Task material -
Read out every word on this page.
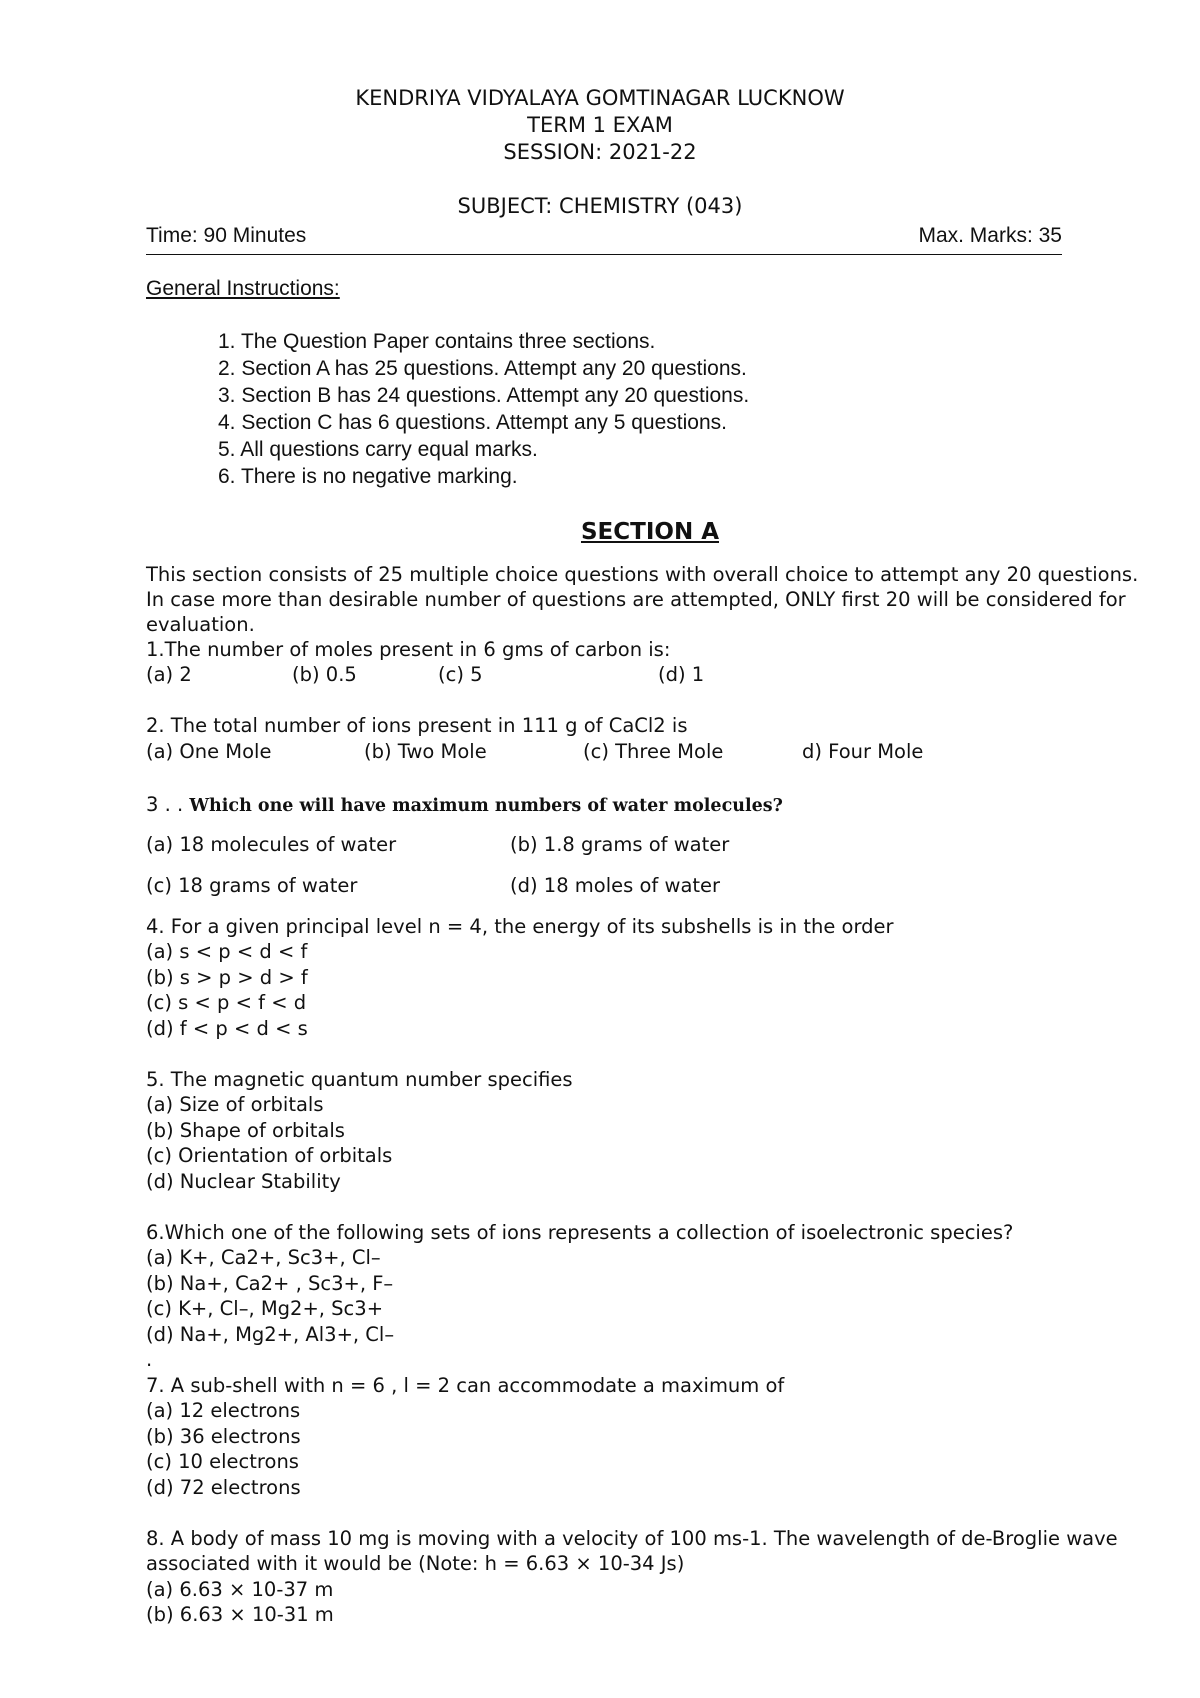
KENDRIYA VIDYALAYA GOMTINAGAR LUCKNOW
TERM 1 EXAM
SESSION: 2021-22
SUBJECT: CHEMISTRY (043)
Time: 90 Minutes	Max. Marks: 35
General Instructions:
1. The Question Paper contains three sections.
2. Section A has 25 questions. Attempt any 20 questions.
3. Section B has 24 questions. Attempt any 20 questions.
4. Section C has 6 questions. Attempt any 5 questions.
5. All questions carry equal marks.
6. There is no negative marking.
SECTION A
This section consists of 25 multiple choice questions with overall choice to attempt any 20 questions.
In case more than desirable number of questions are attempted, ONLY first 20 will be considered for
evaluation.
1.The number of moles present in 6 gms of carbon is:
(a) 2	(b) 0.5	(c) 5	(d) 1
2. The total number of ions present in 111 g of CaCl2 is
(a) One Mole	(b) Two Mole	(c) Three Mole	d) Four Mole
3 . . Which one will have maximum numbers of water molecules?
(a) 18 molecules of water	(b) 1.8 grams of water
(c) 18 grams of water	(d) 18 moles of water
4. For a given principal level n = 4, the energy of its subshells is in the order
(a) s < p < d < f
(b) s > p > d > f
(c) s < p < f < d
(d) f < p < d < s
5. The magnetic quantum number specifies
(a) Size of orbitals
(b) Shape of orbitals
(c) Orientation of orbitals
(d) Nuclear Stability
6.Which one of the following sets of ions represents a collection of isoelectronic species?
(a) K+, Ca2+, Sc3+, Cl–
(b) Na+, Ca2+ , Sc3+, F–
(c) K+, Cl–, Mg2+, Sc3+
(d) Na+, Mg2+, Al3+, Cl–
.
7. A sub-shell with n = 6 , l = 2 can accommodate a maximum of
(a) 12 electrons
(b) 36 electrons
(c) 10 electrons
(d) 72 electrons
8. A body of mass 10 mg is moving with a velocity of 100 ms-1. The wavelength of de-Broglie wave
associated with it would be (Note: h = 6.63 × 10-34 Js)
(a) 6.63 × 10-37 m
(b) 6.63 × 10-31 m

Prompt - Leave out the pictures, and give all the records again exactly.

Output below -
Read out every word on this page.
KENDRIYA VIDYALAYA GOMTINAGAR LUCKNOW
TERM 1 EXAM
SESSION: 2021-22
SUBJECT: CHEMISTRY (043)
Time: 90 Minutes	Max. Marks: 35
General Instructions:
1. The Question Paper contains three sections.
2. Section A has 25 questions. Attempt any 20 questions.
3. Section B has 24 questions. Attempt any 20 questions.
4. Section C has 6 questions. Attempt any 5 questions.
5. All questions carry equal marks.
6. There is no negative marking.
SECTION A
This section consists of 25 multiple choice questions with overall choice to attempt any 20 questions.
In case more than desirable number of questions are attempted, ONLY first 20 will be considered for
evaluation.
1.The number of moles present in 6 gms of carbon is:
(a) 2	(b) 0.5	(c) 5	(d) 1
2. The total number of ions present in 111 g of CaCl2 is
(a) One Mole	(b) Two Mole	(c) Three Mole	d) Four Mole
3 . . Which one will have maximum numbers of water molecules?
(a) 18 molecules of water	(b) 1.8 grams of water
(c) 18 grams of water	(d) 18 moles of water
4. For a given principal level n = 4, the energy of its subshells is in the order
(a) s < p < d < f
(b) s > p > d > f
(c) s < p < f < d
(d) f < p < d < s
5. The magnetic quantum number specifies
(a) Size of orbitals
(b) Shape of orbitals
(c) Orientation of orbitals
(d) Nuclear Stability
6.Which one of the following sets of ions represents a collection of isoelectronic species?
(a) K+, Ca2+, Sc3+, Cl–
(b) Na+, Ca2+ , Sc3+, F–
(c) K+, Cl–, Mg2+, Sc3+
(d) Na+, Mg2+, Al3+, Cl–
.
7. A sub-shell with n = 6 , l = 2 can accommodate a maximum of
(a) 12 electrons
(b) 36 electrons
(c) 10 electrons
(d) 72 electrons
8. A body of mass 10 mg is moving with a velocity of 100 ms-1. The wavelength of de-Broglie wave
associated with it would be (Note: h = 6.63 × 10-34 Js)
(a) 6.63 × 10-37 m
(b) 6.63 × 10-31 m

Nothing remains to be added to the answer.